*The task:* Transcribe all of the material exactly.

◆ ◆ ◆

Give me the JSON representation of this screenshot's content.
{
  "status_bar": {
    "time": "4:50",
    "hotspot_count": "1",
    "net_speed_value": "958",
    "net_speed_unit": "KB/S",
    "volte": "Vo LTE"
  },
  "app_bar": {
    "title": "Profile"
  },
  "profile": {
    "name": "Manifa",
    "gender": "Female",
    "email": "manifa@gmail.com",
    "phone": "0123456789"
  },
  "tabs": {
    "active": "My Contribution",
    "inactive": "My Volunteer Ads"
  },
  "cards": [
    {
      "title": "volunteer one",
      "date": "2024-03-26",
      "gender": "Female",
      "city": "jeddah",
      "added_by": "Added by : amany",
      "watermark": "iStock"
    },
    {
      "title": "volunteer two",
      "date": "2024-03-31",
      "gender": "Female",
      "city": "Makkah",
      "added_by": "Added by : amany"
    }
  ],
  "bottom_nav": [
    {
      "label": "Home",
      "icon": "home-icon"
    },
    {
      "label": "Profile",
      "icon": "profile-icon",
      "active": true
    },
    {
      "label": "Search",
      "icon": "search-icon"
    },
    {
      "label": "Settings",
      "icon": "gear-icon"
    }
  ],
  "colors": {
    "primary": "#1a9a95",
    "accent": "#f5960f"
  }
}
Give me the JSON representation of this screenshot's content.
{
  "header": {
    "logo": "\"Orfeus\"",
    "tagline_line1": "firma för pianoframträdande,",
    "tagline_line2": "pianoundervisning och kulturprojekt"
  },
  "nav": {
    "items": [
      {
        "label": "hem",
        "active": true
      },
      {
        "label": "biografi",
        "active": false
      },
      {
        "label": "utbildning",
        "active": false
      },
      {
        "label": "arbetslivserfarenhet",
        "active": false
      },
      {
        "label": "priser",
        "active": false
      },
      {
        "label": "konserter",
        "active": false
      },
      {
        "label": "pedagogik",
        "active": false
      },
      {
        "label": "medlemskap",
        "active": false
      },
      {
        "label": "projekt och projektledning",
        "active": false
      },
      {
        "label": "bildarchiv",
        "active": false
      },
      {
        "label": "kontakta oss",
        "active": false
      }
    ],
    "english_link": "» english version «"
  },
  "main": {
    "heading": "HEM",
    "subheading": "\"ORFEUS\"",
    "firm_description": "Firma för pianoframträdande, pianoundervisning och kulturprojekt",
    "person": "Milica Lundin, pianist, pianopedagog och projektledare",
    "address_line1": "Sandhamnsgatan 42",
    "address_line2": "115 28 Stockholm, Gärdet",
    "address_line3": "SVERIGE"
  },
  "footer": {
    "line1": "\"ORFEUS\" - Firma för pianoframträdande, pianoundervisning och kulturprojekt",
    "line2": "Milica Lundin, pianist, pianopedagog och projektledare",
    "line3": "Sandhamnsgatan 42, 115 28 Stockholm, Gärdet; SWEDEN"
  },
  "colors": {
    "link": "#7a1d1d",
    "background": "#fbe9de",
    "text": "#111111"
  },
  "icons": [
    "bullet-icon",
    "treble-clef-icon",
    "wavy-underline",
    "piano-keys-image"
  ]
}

◆ ◆ ◆

*Correct output:*
Give me the JSON representation of this screenshot's content.
{
  "status_bar": {
    "time": "4:50",
    "hotspot_count": "1",
    "net_speed_value": "958",
    "net_speed_unit": "KB/S",
    "volte": "Vo LTE"
  },
  "app_bar": {
    "title": "Profile"
  },
  "profile": {
    "name": "Manifa",
    "gender": "Female",
    "email": "manifa@gmail.com",
    "phone": "0123456789"
  },
  "tabs": {
    "active": "My Contribution",
    "inactive": "My Volunteer Ads"
  },
  "cards": [
    {
      "title": "volunteer one",
      "date": "2024-03-26",
      "gender": "Female",
      "city": "jeddah",
      "added_by": "Added by : amany",
      "watermark": "iStock"
    },
    {
      "title": "volunteer two",
      "date": "2024-03-31",
      "gender": "Female",
      "city": "Makkah",
      "added_by": "Added by : amany"
    }
  ],
  "bottom_nav": [
    {
      "label": "Home",
      "icon": "home-icon"
    },
    {
      "label": "Profile",
      "icon": "profile-icon",
      "active": true
    },
    {
      "label": "Search",
      "icon": "search-icon"
    },
    {
      "label": "Settings",
      "icon": "gear-icon"
    }
  ],
  "colors": {
    "primary": "#1a9a95",
    "accent": "#f5960f"
  }
}
Give me the JSON representation of this screenshot's content.
{
  "header": {
    "logo": "\"Orfeus\"",
    "tagline_line1": "firma för pianoframträdande,",
    "tagline_line2": "pianoundervisning och kulturprojekt"
  },
  "nav": {
    "items": [
      {
        "label": "hem",
        "active": true
      },
      {
        "label": "biografi",
        "active": false
      },
      {
        "label": "utbildning",
        "active": false
      },
      {
        "label": "arbetslivserfarenhet",
        "active": false
      },
      {
        "label": "priser",
        "active": false
      },
      {
        "label": "konserter",
        "active": false
      },
      {
        "label": "pedagogik",
        "active": false
      },
      {
        "label": "medlemskap",
        "active": false
      },
      {
        "label": "projekt och projektledning",
        "active": false
      },
      {
        "label": "bildarchiv",
        "active": false
      },
      {
        "label": "kontakta oss",
        "active": false
      }
    ],
    "english_link": "» english version «"
  },
  "main": {
    "heading": "HEM",
    "subheading": "\"ORFEUS\"",
    "firm_description": "Firma för pianoframträdande, pianoundervisning och kulturprojekt",
    "person": "Milica Lundin, pianist, pianopedagog och projektledare",
    "address_line1": "Sandhamnsgatan 42",
    "address_line2": "115 28 Stockholm, Gärdet",
    "address_line3": "SVERIGE"
  },
  "footer": {
    "line1": "\"ORFEUS\" - Firma för pianoframträdande, pianoundervisning och kulturprojekt",
    "line2": "Milica Lundin, pianist, pianopedagog och projektledare",
    "line3": "Sandhamnsgatan 42, 115 28 Stockholm, Gärdet; SWEDEN"
  },
  "colors": {
    "link": "#7a1d1d",
    "background": "#fbe9de",
    "text": "#111111"
  },
  "icons": [
    "bullet-icon",
    "treble-clef-icon",
    "wavy-underline",
    "piano-keys-image"
  ]
}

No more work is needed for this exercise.